_Set task_
Please retype the data in full and exactly; the pictures are not part of the copy.
==============================
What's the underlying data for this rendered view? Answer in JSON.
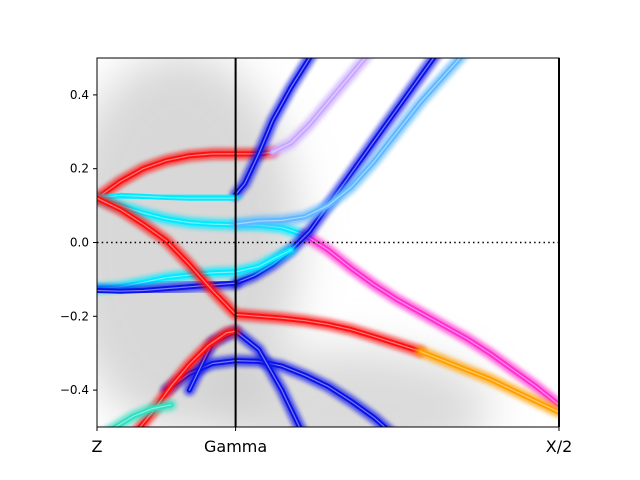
{
  "chart_data": {
    "type": "line",
    "subtype": "spectral-function band structure",
    "title": "",
    "xlabel": "",
    "ylabel": "",
    "x_ticks": [
      {
        "pos": 0.0,
        "label": "Z"
      },
      {
        "pos": 0.3,
        "label": "Gamma"
      },
      {
        "pos": 1.0,
        "label": "X/2"
      }
    ],
    "xlim": [
      0.0,
      1.0
    ],
    "ylim": [
      -0.5,
      0.5
    ],
    "y_ticks": [
      -0.4,
      -0.2,
      0.0,
      0.2,
      0.4
    ],
    "y_tick_labels": [
      "−0.4",
      "−0.2",
      "0.0",
      "0.2",
      "0.4"
    ],
    "fermi_level": 0.0,
    "fermi_line_style": "dotted",
    "vertical_lines": [
      0.3
    ],
    "grid": false,
    "legend": "none",
    "colors": {
      "background_haze": "#b8b8b8",
      "red": "#ff1010",
      "blue": "#0a12e8",
      "cyan": "#00eaff",
      "magenta": "#ff30d0",
      "yellow": "#ffff00",
      "orange": "#ffa000",
      "lightblue": "#60b8ff",
      "lavender": "#c8a8ff",
      "teal": "#30e0c0"
    },
    "series": [
      {
        "color": "red",
        "x": [
          0,
          0.05,
          0.1,
          0.15,
          0.2,
          0.25,
          0.3,
          0.35,
          0.38
        ],
        "y": [
          0.12,
          0.165,
          0.2,
          0.222,
          0.235,
          0.24,
          0.24,
          0.24,
          0.245
        ]
      },
      {
        "color": "lavender",
        "x": [
          0.38,
          0.42,
          0.46,
          0.5,
          0.54,
          0.58,
          0.62
        ],
        "y": [
          0.245,
          0.27,
          0.32,
          0.38,
          0.44,
          0.5,
          0.56
        ]
      },
      {
        "color": "blue",
        "x": [
          0.3,
          0.32,
          0.35,
          0.38,
          0.42,
          0.46,
          0.5
        ],
        "y": [
          0.13,
          0.16,
          0.24,
          0.33,
          0.42,
          0.5,
          0.58
        ]
      },
      {
        "color": "cyan",
        "x": [
          0,
          0.05,
          0.1,
          0.15,
          0.2,
          0.25,
          0.3
        ],
        "y": [
          0.12,
          0.128,
          0.125,
          0.122,
          0.12,
          0.12,
          0.12
        ]
      },
      {
        "color": "cyan",
        "x": [
          0,
          0.05,
          0.1,
          0.15,
          0.2,
          0.25,
          0.3,
          0.35,
          0.4,
          0.45
        ],
        "y": [
          0.12,
          0.1,
          0.08,
          0.064,
          0.054,
          0.05,
          0.048,
          0.047,
          0.04,
          0.02
        ]
      },
      {
        "color": "magenta",
        "x": [
          0.45,
          0.5,
          0.55,
          0.6,
          0.65,
          0.7,
          0.75,
          0.8,
          0.85,
          0.9,
          0.95,
          1.0
        ],
        "y": [
          0.02,
          -0.02,
          -0.07,
          -0.115,
          -0.155,
          -0.19,
          -0.225,
          -0.26,
          -0.3,
          -0.345,
          -0.39,
          -0.44
        ]
      },
      {
        "color": "blue",
        "x": [
          0.3,
          0.34,
          0.38,
          0.42,
          0.46,
          0.5,
          0.54,
          0.58,
          0.62,
          0.66,
          0.7,
          0.74
        ],
        "y": [
          -0.11,
          -0.09,
          -0.06,
          -0.02,
          0.03,
          0.1,
          0.17,
          0.24,
          0.31,
          0.38,
          0.45,
          0.52
        ]
      },
      {
        "color": "lightblue",
        "x": [
          0.3,
          0.35,
          0.4,
          0.45,
          0.5,
          0.55,
          0.6,
          0.65,
          0.7,
          0.75,
          0.8
        ],
        "y": [
          0.05,
          0.058,
          0.06,
          0.07,
          0.1,
          0.15,
          0.22,
          0.3,
          0.38,
          0.45,
          0.52
        ]
      },
      {
        "color": "cyan",
        "x": [
          0,
          0.05,
          0.1,
          0.15,
          0.2,
          0.25,
          0.3,
          0.35,
          0.38,
          0.42
        ],
        "y": [
          -0.125,
          -0.12,
          -0.108,
          -0.095,
          -0.088,
          -0.082,
          -0.08,
          -0.065,
          -0.045,
          -0.02
        ]
      },
      {
        "color": "blue",
        "x": [
          0,
          0.05,
          0.1,
          0.15,
          0.2,
          0.25,
          0.3
        ],
        "y": [
          -0.13,
          -0.132,
          -0.13,
          -0.125,
          -0.12,
          -0.115,
          -0.11
        ]
      },
      {
        "color": "red",
        "x": [
          0,
          0.05,
          0.1,
          0.15,
          0.2,
          0.25,
          0.3,
          0.35,
          0.4,
          0.45,
          0.5,
          0.55,
          0.6,
          0.65,
          0.7
        ],
        "y": [
          0.12,
          0.09,
          0.05,
          0.005,
          -0.06,
          -0.13,
          -0.195,
          -0.2,
          -0.205,
          -0.212,
          -0.222,
          -0.236,
          -0.255,
          -0.275,
          -0.295
        ]
      },
      {
        "color": "orange",
        "x": [
          0.7,
          0.75,
          0.8,
          0.85,
          0.9,
          0.95,
          1.0
        ],
        "y": [
          -0.295,
          -0.32,
          -0.345,
          -0.37,
          -0.4,
          -0.43,
          -0.46
        ]
      },
      {
        "color": "blue",
        "x": [
          0.15,
          0.2,
          0.25,
          0.3,
          0.35,
          0.4,
          0.45,
          0.5,
          0.55,
          0.6,
          0.65
        ],
        "y": [
          -0.4,
          -0.355,
          -0.328,
          -0.32,
          -0.322,
          -0.335,
          -0.36,
          -0.39,
          -0.43,
          -0.475,
          -0.53
        ]
      },
      {
        "color": "blue",
        "x": [
          0.2,
          0.25,
          0.3,
          0.35,
          0.4,
          0.45
        ],
        "y": [
          -0.4,
          -0.27,
          -0.24,
          -0.29,
          -0.4,
          -0.53
        ]
      },
      {
        "color": "red",
        "x": [
          0.08,
          0.12,
          0.16,
          0.2,
          0.24,
          0.28,
          0.3
        ],
        "y": [
          -0.52,
          -0.46,
          -0.39,
          -0.33,
          -0.28,
          -0.245,
          -0.24
        ]
      },
      {
        "color": "teal",
        "x": [
          0.0,
          0.04,
          0.08,
          0.12,
          0.16
        ],
        "y": [
          -0.53,
          -0.5,
          -0.47,
          -0.45,
          -0.44
        ]
      }
    ]
  }
}
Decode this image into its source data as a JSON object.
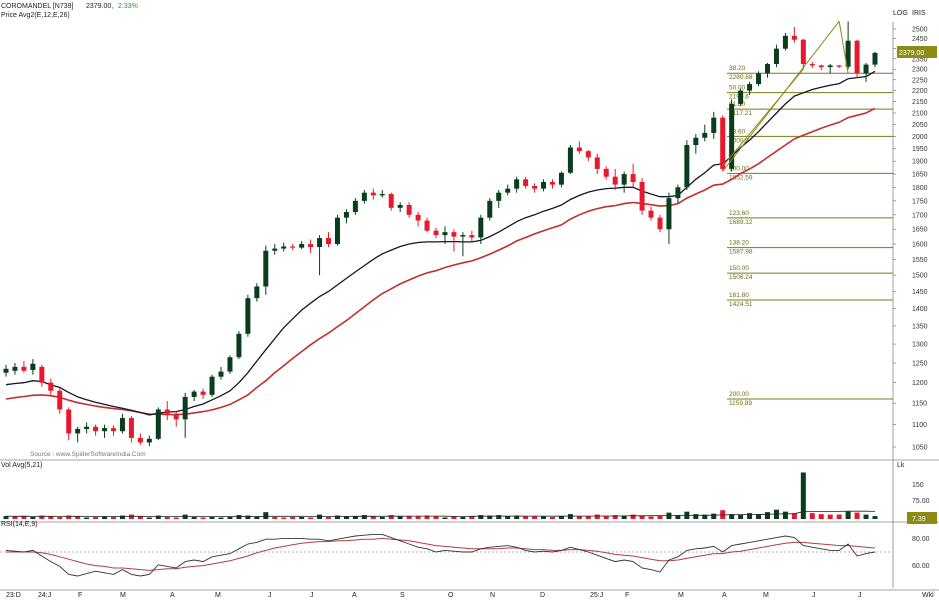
==============================
_Response_
What's the underlying data for this rendered view? Answer in JSON.
{
  "chart_data": {
    "type": "line",
    "subtype": "spectral-function band structure",
    "title": "",
    "xlabel": "",
    "ylabel": "",
    "x_ticks": [
      {
        "pos": 0.0,
        "label": "Z"
      },
      {
        "pos": 0.3,
        "label": "Gamma"
      },
      {
        "pos": 1.0,
        "label": "X/2"
      }
    ],
    "xlim": [
      0.0,
      1.0
    ],
    "ylim": [
      -0.5,
      0.5
    ],
    "y_ticks": [
      -0.4,
      -0.2,
      0.0,
      0.2,
      0.4
    ],
    "y_tick_labels": [
      "−0.4",
      "−0.2",
      "0.0",
      "0.2",
      "0.4"
    ],
    "fermi_level": 0.0,
    "fermi_line_style": "dotted",
    "vertical_lines": [
      0.3
    ],
    "grid": false,
    "legend": "none",
    "colors": {
      "background_haze": "#b8b8b8",
      "red": "#ff1010",
      "blue": "#0a12e8",
      "cyan": "#00eaff",
      "magenta": "#ff30d0",
      "yellow": "#ffff00",
      "orange": "#ffa000",
      "lightblue": "#60b8ff",
      "lavender": "#c8a8ff",
      "teal": "#30e0c0"
    },
    "series": [
      {
        "color": "red",
        "x": [
          0,
          0.05,
          0.1,
          0.15,
          0.2,
          0.25,
          0.3,
          0.35,
          0.38
        ],
        "y": [
          0.12,
          0.165,
          0.2,
          0.222,
          0.235,
          0.24,
          0.24,
          0.24,
          0.245
        ]
      },
      {
        "color": "lavender",
        "x": [
          0.38,
          0.42,
          0.46,
          0.5,
          0.54,
          0.58,
          0.62
        ],
        "y": [
          0.245,
          0.27,
          0.32,
          0.38,
          0.44,
          0.5,
          0.56
        ]
      },
      {
        "color": "blue",
        "x": [
          0.3,
          0.32,
          0.35,
          0.38,
          0.42,
          0.46,
          0.5
        ],
        "y": [
          0.13,
          0.16,
          0.24,
          0.33,
          0.42,
          0.5,
          0.58
        ]
      },
      {
        "color": "cyan",
        "x": [
          0,
          0.05,
          0.1,
          0.15,
          0.2,
          0.25,
          0.3
        ],
        "y": [
          0.12,
          0.128,
          0.125,
          0.122,
          0.12,
          0.12,
          0.12
        ]
      },
      {
        "color": "cyan",
        "x": [
          0,
          0.05,
          0.1,
          0.15,
          0.2,
          0.25,
          0.3,
          0.35,
          0.4,
          0.45
        ],
        "y": [
          0.12,
          0.1,
          0.08,
          0.064,
          0.054,
          0.05,
          0.048,
          0.047,
          0.04,
          0.02
        ]
      },
      {
        "color": "magenta",
        "x": [
          0.45,
          0.5,
          0.55,
          0.6,
          0.65,
          0.7,
          0.75,
          0.8,
          0.85,
          0.9,
          0.95,
          1.0
        ],
        "y": [
          0.02,
          -0.02,
          -0.07,
          -0.115,
          -0.155,
          -0.19,
          -0.225,
          -0.26,
          -0.3,
          -0.345,
          -0.39,
          -0.44
        ]
      },
      {
        "color": "blue",
        "x": [
          0.3,
          0.34,
          0.38,
          0.42,
          0.46,
          0.5,
          0.54,
          0.58,
          0.62,
          0.66,
          0.7,
          0.74
        ],
        "y": [
          -0.11,
          -0.09,
          -0.06,
          -0.02,
          0.03,
          0.1,
          0.17,
          0.24,
          0.31,
          0.38,
          0.45,
          0.52
        ]
      },
      {
        "color": "lightblue",
        "x": [
          0.3,
          0.35,
          0.4,
          0.45,
          0.5,
          0.55,
          0.6,
          0.65,
          0.7,
          0.75,
          0.8
        ],
        "y": [
          0.05,
          0.058,
          0.06,
          0.07,
          0.1,
          0.15,
          0.22,
          0.3,
          0.38,
          0.45,
          0.52
        ]
      },
      {
        "color": "cyan",
        "x": [
          0,
          0.05,
          0.1,
          0.15,
          0.2,
          0.25,
          0.3,
          0.35,
          0.38,
          0.42
        ],
        "y": [
          -0.125,
          -0.12,
          -0.108,
          -0.095,
          -0.088,
          -0.082,
          -0.08,
          -0.065,
          -0.045,
          -0.02
        ]
      },
      {
        "color": "blue",
        "x": [
          0,
          0.05,
          0.1,
          0.15,
          0.2,
          0.25,
          0.3
        ],
        "y": [
          -0.13,
          -0.132,
          -0.13,
          -0.125,
          -0.12,
          -0.115,
          -0.11
        ]
      },
      {
        "color": "red",
        "x": [
          0,
          0.05,
          0.1,
          0.15,
          0.2,
          0.25,
          0.3,
          0.35,
          0.4,
          0.45,
          0.5,
          0.55,
          0.6,
          0.65,
          0.7
        ],
        "y": [
          0.12,
          0.09,
          0.05,
          0.005,
          -0.06,
          -0.13,
          -0.195,
          -0.2,
          -0.205,
          -0.212,
          -0.222,
          -0.236,
          -0.255,
          -0.275,
          -0.295
        ]
      },
      {
        "color": "orange",
        "x": [
          0.7,
          0.75,
          0.8,
          0.85,
          0.9,
          0.95,
          1.0
        ],
        "y": [
          -0.295,
          -0.32,
          -0.345,
          -0.37,
          -0.4,
          -0.43,
          -0.46
        ]
      },
      {
        "color": "blue",
        "x": [
          0.15,
          0.2,
          0.25,
          0.3,
          0.35,
          0.4,
          0.45,
          0.5,
          0.55,
          0.6,
          0.65
        ],
        "y": [
          -0.4,
          -0.355,
          -0.328,
          -0.32,
          -0.322,
          -0.335,
          -0.36,
          -0.39,
          -0.43,
          -0.475,
          -0.53
        ]
      },
      {
        "color": "blue",
        "x": [
          0.2,
          0.25,
          0.3,
          0.35,
          0.4,
          0.45
        ],
        "y": [
          -0.4,
          -0.27,
          -0.24,
          -0.29,
          -0.4,
          -0.53
        ]
      },
      {
        "color": "red",
        "x": [
          0.08,
          0.12,
          0.16,
          0.2,
          0.24,
          0.28,
          0.3
        ],
        "y": [
          -0.52,
          -0.46,
          -0.39,
          -0.33,
          -0.28,
          -0.245,
          -0.24
        ]
      },
      {
        "color": "teal",
        "x": [
          0.0,
          0.04,
          0.08,
          0.12,
          0.16
        ],
        "y": [
          -0.53,
          -0.5,
          -0.47,
          -0.45,
          -0.44
        ]
      }
    ]
  }
}
Decode this image into its source data as a JSON object.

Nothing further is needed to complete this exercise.